▸ **Challenge**
Below is a listing to write out in full, exactly as given, without its pictures.

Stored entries
┏━━
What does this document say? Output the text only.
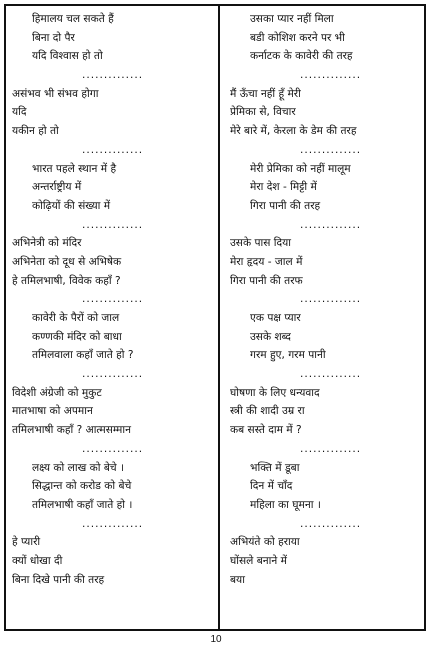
हिमालय चल सकते हैं
बिना दो पैर
यदि विश्वास हो तो
..............
असंभव भी संभव होगा
यदि
यकीन हो तो
..............
भारत पहले स्थान में है
अन्तर्राष्ट्रीय में
कोढ़ियों की संख्या में
..............
अभिनेत्री को मंदिर
अभिनेता को दूध से अभिषेक
हे तमिलभाषी, विवेक कहाँ ?
..............
कावेरी के पैरों को जाल
कण्णकी मंदिर को बाधा
तमिलवाला कहाँ जाते हो ?
..............
विदेशी अंग्रेजी को मुकुट
मातभाषा को अपमान
तमिलभाषी कहाँ ? आत्मसम्मान
..............
लक्ष्य को लाख को बेचे ।
सिद्धान्त को करोड को बेचे
तमिलभाषी कहाँ जाते हो ।
..............
हे प्यारी
क्यों धोखा दी
बिना दिखे पानी की तरह
उसका प्यार नहीं मिला
बडी कोशिश करने पर भी
कर्नाटक के कावेरी की तरह
..............
मैं ऊँचा नहीं हूँ मेरी
प्रेमिका से, विचार
मेरे बारे में, केरला के डेम की तरह
..............
मेरी प्रेमिका को नहीं मालूम
मेरा देश - मिट्टी में
गिरा पानी की तरह
..............
उसके पास दिया
मेरा हृदय - जाल में
गिरा पानी की तरफ
..............
एक पक्ष प्यार
उसके शब्द
गरम हुए, गरम पानी
..............
घोषणा के लिए धन्यवाद
स्त्री की शादी उम्र रा
कब सस्ते दाम में ?
..............
भक्ति में डूबा
दिन में चाँद
महिला का घूमना ।
..............
अभियंते को हराया
घोंसले बनाने में
बया
10
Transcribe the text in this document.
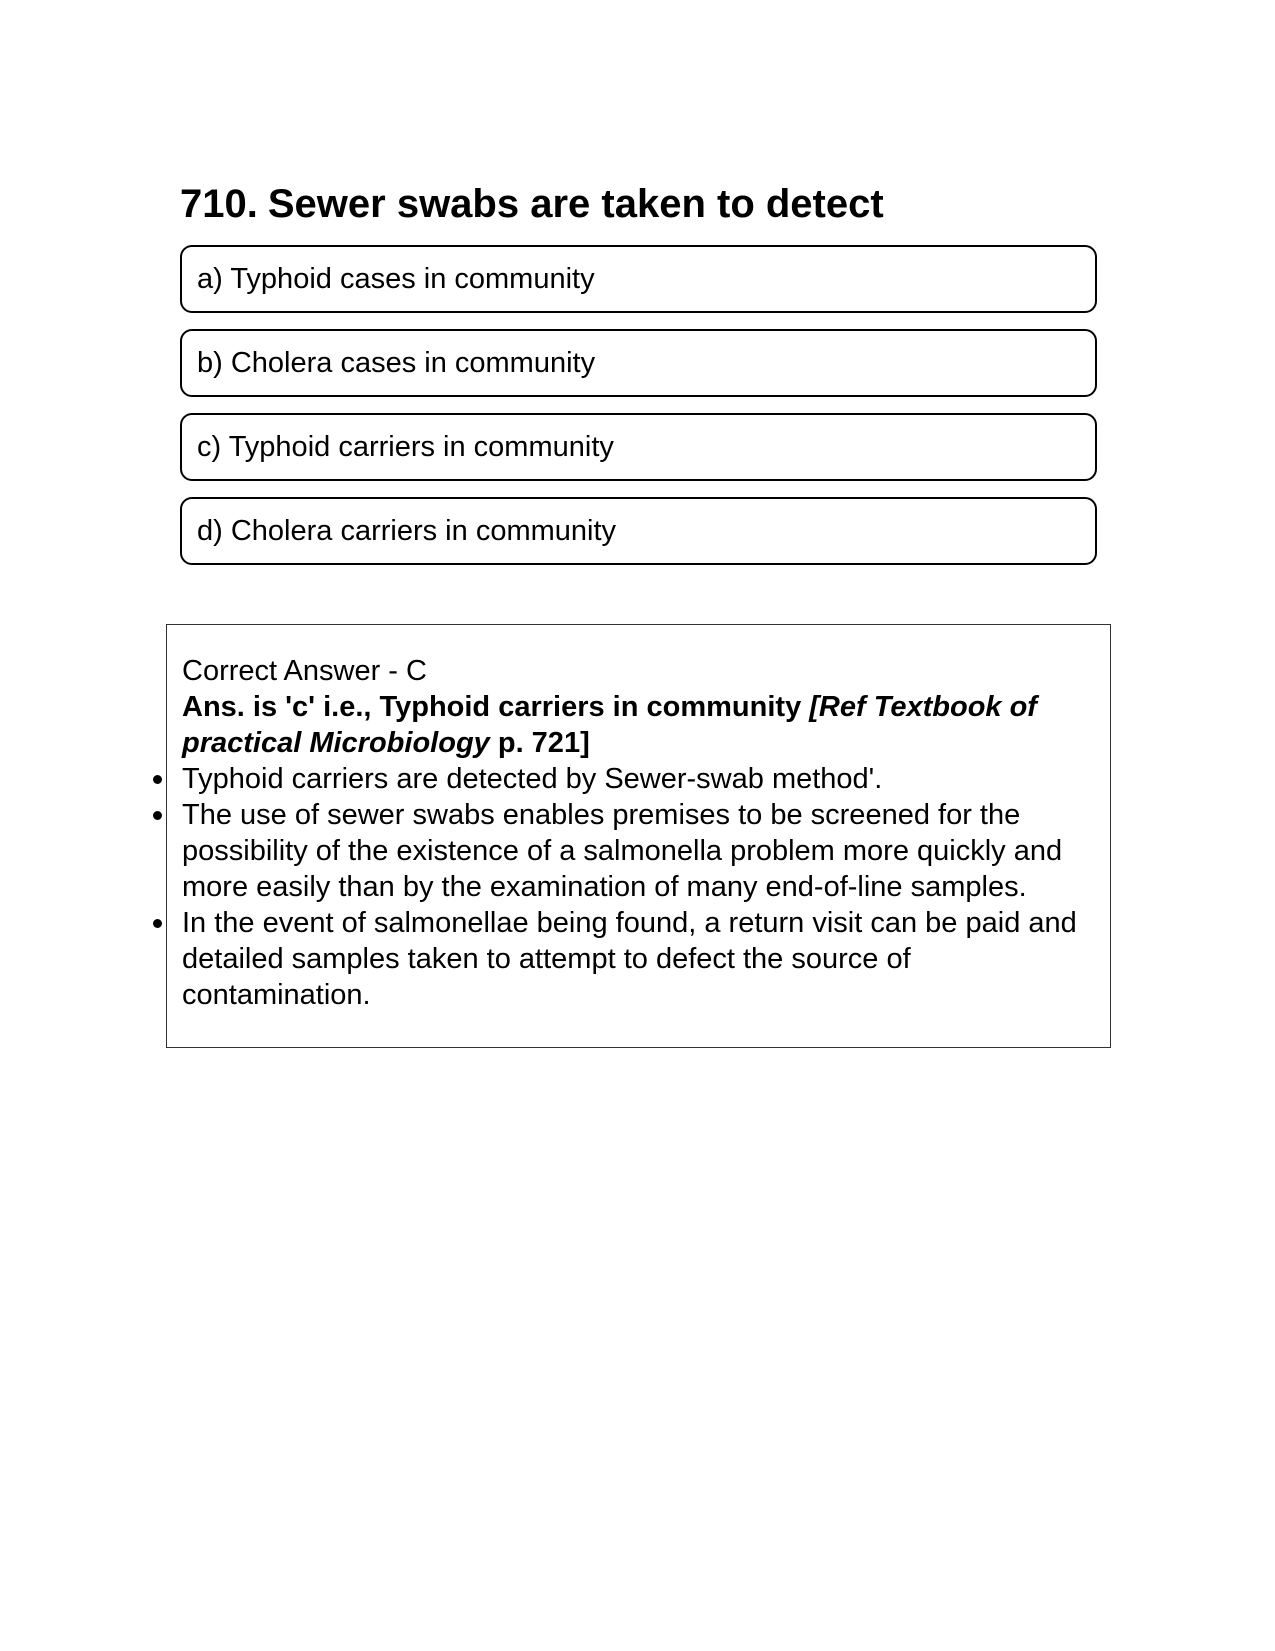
710. Sewer swabs are taken to detect
a) Typhoid cases in community
b) Cholera cases in community
c) Typhoid carriers in community
d) Cholera carriers in community

Correct Answer - C

Ans. is 'c' i.e., Typhoid carriers in community [Ref Textbook of practical Microbiology p. 721]

Typhoid carriers are detected by Sewer-swab method'.
The use of sewer swabs enables premises to be screened for the possibility of the existence of a salmonella problem more quickly and more easily than by the examination of many end-of-line samples.
In the event of salmonellae being found, a return visit can be paid and detailed samples taken to attempt to defect the source of contamination.
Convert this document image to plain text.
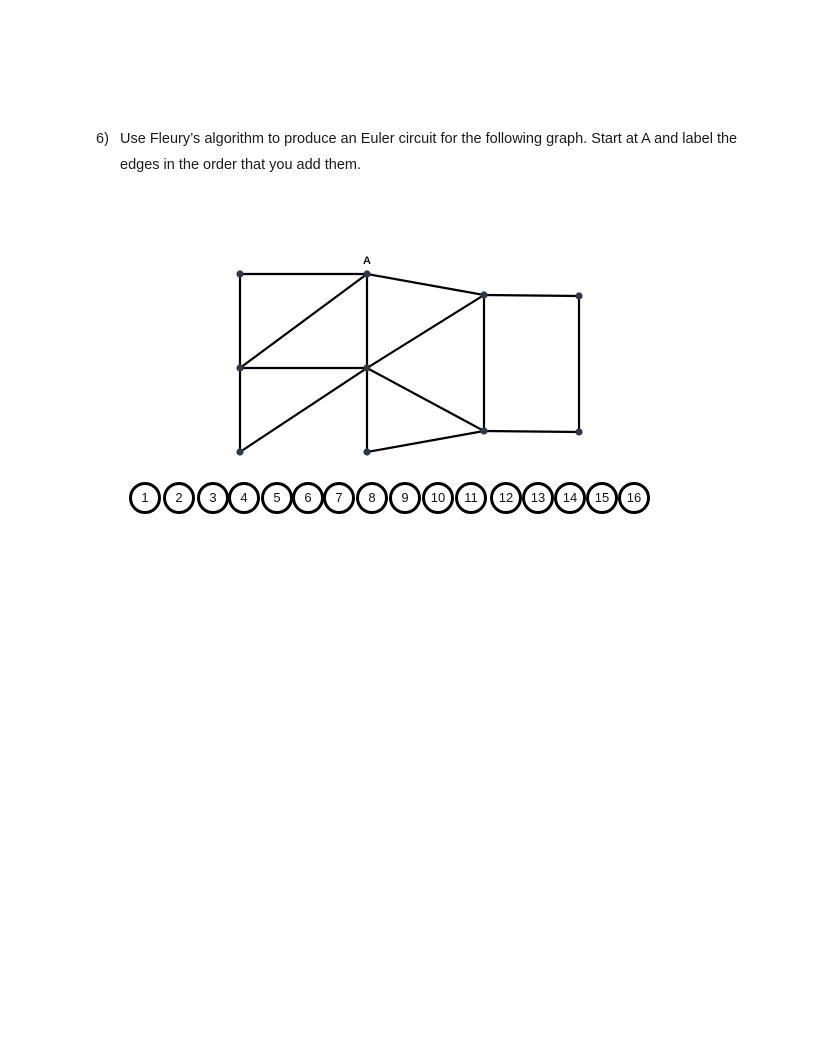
6) Use Fleury’s algorithm to produce an Euler circuit for the following graph. Start at A and label the edges in the order that you add them.
A
1	2	3	4	5	6	7	8	9	10	11	12	13	14	15	16
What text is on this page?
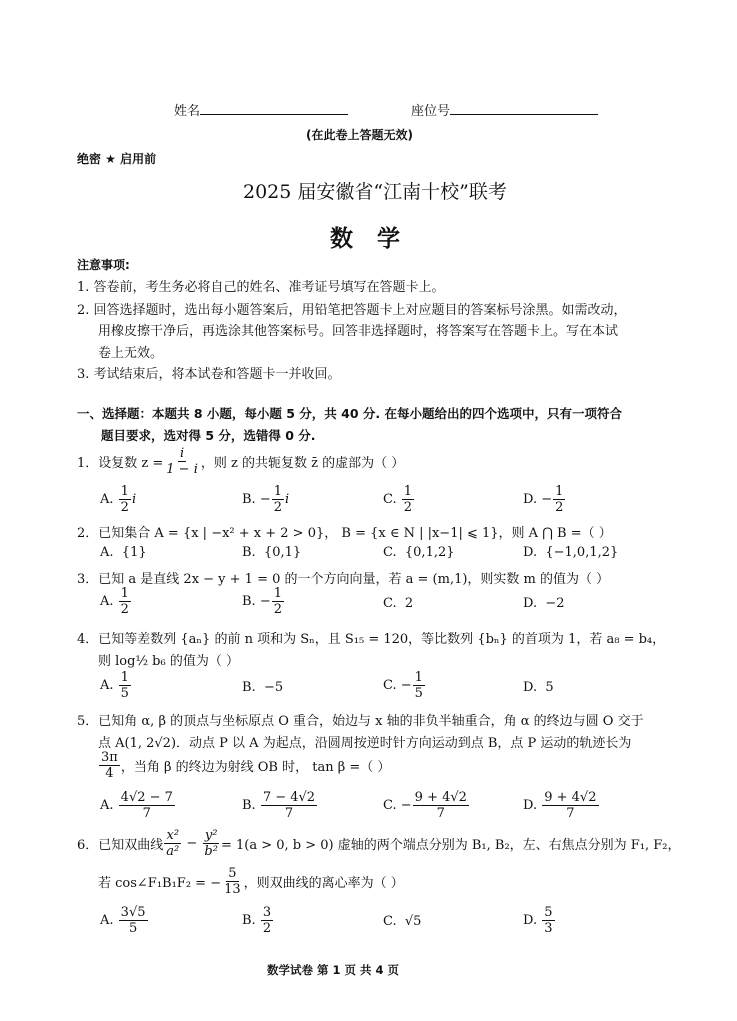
姓名	座位号
(在此卷上答题无效)
绝密 ★ 启用前
2025 届安徽省“江南十校”联考
数学
注意事项:
1. 答卷前，考生务必将自己的姓名、准考证号填写在答题卡上。
2. 回答选择题时，选出每小题答案后，用铅笔把答题卡上对应题目的答案标号涂黑。如需改动，
用橡皮擦干净后，再选涂其他答案标号。回答非选择题时，将答案写在答题卡上。写在本试
卷上无效。
3. 考试结束后，将本试卷和答题卡一并收回。
一、选择题：本题共 8 小题，每小题 5 分，共 40 分. 在每小题给出的四个选项中，只有一项符合
题目要求，选对得 5 分，选错得 0 分.
1．设复数 $z = \frac{i}{1 - i}$ ，则 z 的共轭复数 z̄ 的虚部为（ ）
A.
$\frac{1}{2}$ i	B.
− $\frac{1}{2}$ i	C.
$\frac{1}{2}$	D.
− $\frac{1}{2}$
2．已知集合 A = {x | −x² + x + 2 > 0}， B = {x ∈ N | |x−1| ⩽ 1}，则 A ⋂ B =（ ）
A. {1}	B. {0,1}	C. {0,1,2}	D. {−1,0,1,2}
3．已知 a 是直线 2x − y + 1 = 0 的一个方向向量，若 a = (m,1)，则实数 m 的值为（ ）
A.
$\frac{1}{2}$	B.
− $\frac{1}{2}$	C. 2	D. −2
4．已知等差数列 {aₙ} 的前 n 项和为 Sₙ，且 S₁₅ = 120，等比数列 {bₙ} 的首项为 1，若 a₈ = b₄，
则 log½ b₆ 的值为（ ）
A.
$\frac{1}{5}$	B. −5	C.
− $\frac{1}{5}$	D. 5
5．已知角 α, β 的顶点与坐标原点 O 重合，始边与 x 轴的非负半轴重合，角 α 的终边与圆 O 交于
点 A(1, 2√2)．动点 P 以 A 为起点，沿圆周按逆时针方向运动到点 B，点 P 运动的轨迹长为
$\frac{3\pi}{4}$ ，当角 β 的终边为射线 OB 时， tan β =（ ）
A.
$\frac{4√2 - 7}{7}$	B.
$\frac{7 - 4√2}{7}$	C.
− $\frac{9 + 4√2}{7}$	D.
$\frac{9 + 4√2}{7}$
6．已知双曲线 $\frac{\text{x²}}{\text{a²}} - \frac{\text{y²}}{\text{b²}} = 1(a > 0$, b > 0) 虚轴的两个端点分别为 B₁, B₂，左、右焦点分别为 F₁, F₂，
若 cos∠F₁B₁F₂ = − $\frac{5}{13}$ ，则双曲线的离心率为（ ）
A.
$\frac{3√5}{5}$	B.
$\frac{3}{2}$	C. √5	D.
$\frac{5}{3}$
数学试卷 第 1 页 共 4 页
┗━━
▸ **Correct output**
What does this document say? Output the text only.
हिमालय चल सकते हैं
बिना दो पैर
यदि विश्वास हो तो
..............
असंभव भी संभव होगा
यदि
यकीन हो तो
..............
भारत पहले स्थान में है
अन्तर्राष्ट्रीय में
कोढ़ियों की संख्या में
..............
अभिनेत्री को मंदिर
अभिनेता को दूध से अभिषेक
हे तमिलभाषी, विवेक कहाँ ?
..............
कावेरी के पैरों को जाल
कण्णकी मंदिर को बाधा
तमिलवाला कहाँ जाते हो ?
..............
विदेशी अंग्रेजी को मुकुट
मातभाषा को अपमान
तमिलभाषी कहाँ ? आत्मसम्मान
..............
लक्ष्य को लाख को बेचे ।
सिद्धान्त को करोड को बेचे
तमिलभाषी कहाँ जाते हो ।
..............
हे प्यारी
क्यों धोखा दी
बिना दिखे पानी की तरह
उसका प्यार नहीं मिला
बडी कोशिश करने पर भी
कर्नाटक के कावेरी की तरह
..............
मैं ऊँचा नहीं हूँ मेरी
प्रेमिका से, विचार
मेरे बारे में, केरला के डेम की तरह
..............
मेरी प्रेमिका को नहीं मालूम
मेरा देश - मिट्टी में
गिरा पानी की तरह
..............
उसके पास दिया
मेरा हृदय - जाल में
गिरा पानी की तरफ
..............
एक पक्ष प्यार
उसके शब्द
गरम हुए, गरम पानी
..............
घोषणा के लिए धन्यवाद
स्त्री की शादी उम्र रा
कब सस्ते दाम में ?
..............
भक्ति में डूबा
दिन में चाँद
महिला का घूमना ।
..............
अभियंते को हराया
घोंसले बनाने में
बया
10
Transcribe the text in this document.
710. Sewer swabs are taken to detect
a) Typhoid cases in community
b) Cholera cases in community
c) Typhoid carriers in community
d) Cholera carriers in community

Correct Answer - C

Ans. is 'c' i.e., Typhoid carriers in community [Ref Textbook of practical Microbiology p. 721]

Typhoid carriers are detected by Sewer-swab method'.
The use of sewer swabs enables premises to be screened for the possibility of the existence of a salmonella problem more quickly and more easily than by the examination of many end-of-line samples.
In the event of salmonellae being found, a return visit can be paid and detailed samples taken to attempt to defect the source of contamination.
Convert this document image to plain text.
6) Use Fleury’s algorithm to produce an Euler circuit for the following graph. Start at A and label the edges in the order that you add them.
A
1	2	3	4	5	6	7	8	9	10	11	12	13	14	15	16
What text is on this page?
姓名	座位号
(在此卷上答题无效)
绝密 ★ 启用前
2025 届安徽省“江南十校”联考
数学
注意事项:
1. 答卷前，考生务必将自己的姓名、准考证号填写在答题卡上。
2. 回答选择题时，选出每小题答案后，用铅笔把答题卡上对应题目的答案标号涂黑。如需改动，
用橡皮擦干净后，再选涂其他答案标号。回答非选择题时，将答案写在答题卡上。写在本试
卷上无效。
3. 考试结束后，将本试卷和答题卡一并收回。
一、选择题：本题共 8 小题，每小题 5 分，共 40 分. 在每小题给出的四个选项中，只有一项符合
题目要求，选对得 5 分，选错得 0 分.
1．设复数 $z = \frac{i}{1 - i}$ ，则 z 的共轭复数 z̄ 的虚部为（ ）
A.
$\frac{1}{2}$ i	B.
− $\frac{1}{2}$ i	C.
$\frac{1}{2}$	D.
− $\frac{1}{2}$
2．已知集合 A = {x | −x² + x + 2 > 0}， B = {x ∈ N | |x−1| ⩽ 1}，则 A ⋂ B =（ ）
A. {1}	B. {0,1}	C. {0,1,2}	D. {−1,0,1,2}
3．已知 a 是直线 2x − y + 1 = 0 的一个方向向量，若 a = (m,1)，则实数 m 的值为（ ）
A.
$\frac{1}{2}$	B.
− $\frac{1}{2}$	C. 2	D. −2
4．已知等差数列 {aₙ} 的前 n 项和为 Sₙ，且 S₁₅ = 120，等比数列 {bₙ} 的首项为 1，若 a₈ = b₄，
则 log½ b₆ 的值为（ ）
A.
$\frac{1}{5}$	B. −5	C.
− $\frac{1}{5}$	D. 5
5．已知角 α, β 的顶点与坐标原点 O 重合，始边与 x 轴的非负半轴重合，角 α 的终边与圆 O 交于
点 A(1, 2√2)．动点 P 以 A 为起点，沿圆周按逆时针方向运动到点 B，点 P 运动的轨迹长为
$\frac{3\pi}{4}$ ，当角 β 的终边为射线 OB 时， tan β =（ ）
A.
$\frac{4√2 - 7}{7}$	B.
$\frac{7 - 4√2}{7}$	C.
− $\frac{9 + 4√2}{7}$	D.
$\frac{9 + 4√2}{7}$
6．已知双曲线 $\frac{\text{x²}}{\text{a²}} - \frac{\text{y²}}{\text{b²}} = 1(a > 0$, b > 0) 虚轴的两个端点分别为 B₁, B₂，左、右焦点分别为 F₁, F₂，
若 cos∠F₁B₁F₂ = − $\frac{5}{13}$ ，则双曲线的离心率为（ ）
A.
$\frac{3√5}{5}$	B.
$\frac{3}{2}$	C. √5	D.
$\frac{5}{3}$
数学试卷 第 1 页 共 4 页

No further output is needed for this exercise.